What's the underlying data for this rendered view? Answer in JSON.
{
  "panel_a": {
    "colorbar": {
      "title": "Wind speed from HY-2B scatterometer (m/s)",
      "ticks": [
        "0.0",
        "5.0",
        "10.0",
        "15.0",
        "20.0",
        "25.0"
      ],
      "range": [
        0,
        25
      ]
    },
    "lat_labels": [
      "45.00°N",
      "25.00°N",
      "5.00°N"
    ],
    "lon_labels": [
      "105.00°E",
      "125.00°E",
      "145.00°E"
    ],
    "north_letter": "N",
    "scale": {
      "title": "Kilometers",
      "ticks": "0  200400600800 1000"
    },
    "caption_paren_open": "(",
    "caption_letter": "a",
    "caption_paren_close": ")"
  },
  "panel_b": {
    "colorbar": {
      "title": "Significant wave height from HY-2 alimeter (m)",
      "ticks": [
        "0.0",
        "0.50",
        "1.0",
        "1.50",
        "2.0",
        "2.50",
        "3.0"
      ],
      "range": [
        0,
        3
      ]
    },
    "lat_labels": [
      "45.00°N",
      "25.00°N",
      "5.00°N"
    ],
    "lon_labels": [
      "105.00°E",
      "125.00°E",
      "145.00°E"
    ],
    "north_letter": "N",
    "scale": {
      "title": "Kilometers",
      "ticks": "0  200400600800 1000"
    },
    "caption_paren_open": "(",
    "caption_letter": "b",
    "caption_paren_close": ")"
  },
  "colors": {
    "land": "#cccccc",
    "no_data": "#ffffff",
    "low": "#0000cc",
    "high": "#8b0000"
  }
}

......

Please output every record, keeping each line exact.

What's the underlying data for this rendered view? Answer in JSON.
{
  "panel_a": {
    "colorbar": {
      "title": "Wind speed from HY-2B scatterometer (m/s)",
      "ticks": [
        "0.0",
        "5.0",
        "10.0",
        "15.0",
        "20.0",
        "25.0"
      ],
      "range": [
        0,
        25
      ]
    },
    "lat_labels": [
      "45.00°N",
      "25.00°N",
      "5.00°N"
    ],
    "lon_labels": [
      "105.00°E",
      "125.00°E",
      "145.00°E"
    ],
    "north_letter": "N",
    "scale": {
      "title": "Kilometers",
      "ticks": "0  200400600800 1000"
    },
    "caption_paren_open": "(",
    "caption_letter": "a",
    "caption_paren_close": ")"
  },
  "panel_b": {
    "colorbar": {
      "title": "Significant wave height from HY-2 alimeter (m)",
      "ticks": [
        "0.0",
        "0.50",
        "1.0",
        "1.50",
        "2.0",
        "2.50",
        "3.0"
      ],
      "range": [
        0,
        3
      ]
    },
    "lat_labels": [
      "45.00°N",
      "25.00°N",
      "5.00°N"
    ],
    "lon_labels": [
      "105.00°E",
      "125.00°E",
      "145.00°E"
    ],
    "north_letter": "N",
    "scale": {
      "title": "Kilometers",
      "ticks": "0  200400600800 1000"
    },
    "caption_paren_open": "(",
    "caption_letter": "b",
    "caption_paren_close": ")"
  },
  "colors": {
    "land": "#cccccc",
    "no_data": "#ffffff",
    "low": "#0000cc",
    "high": "#8b0000"
  }
}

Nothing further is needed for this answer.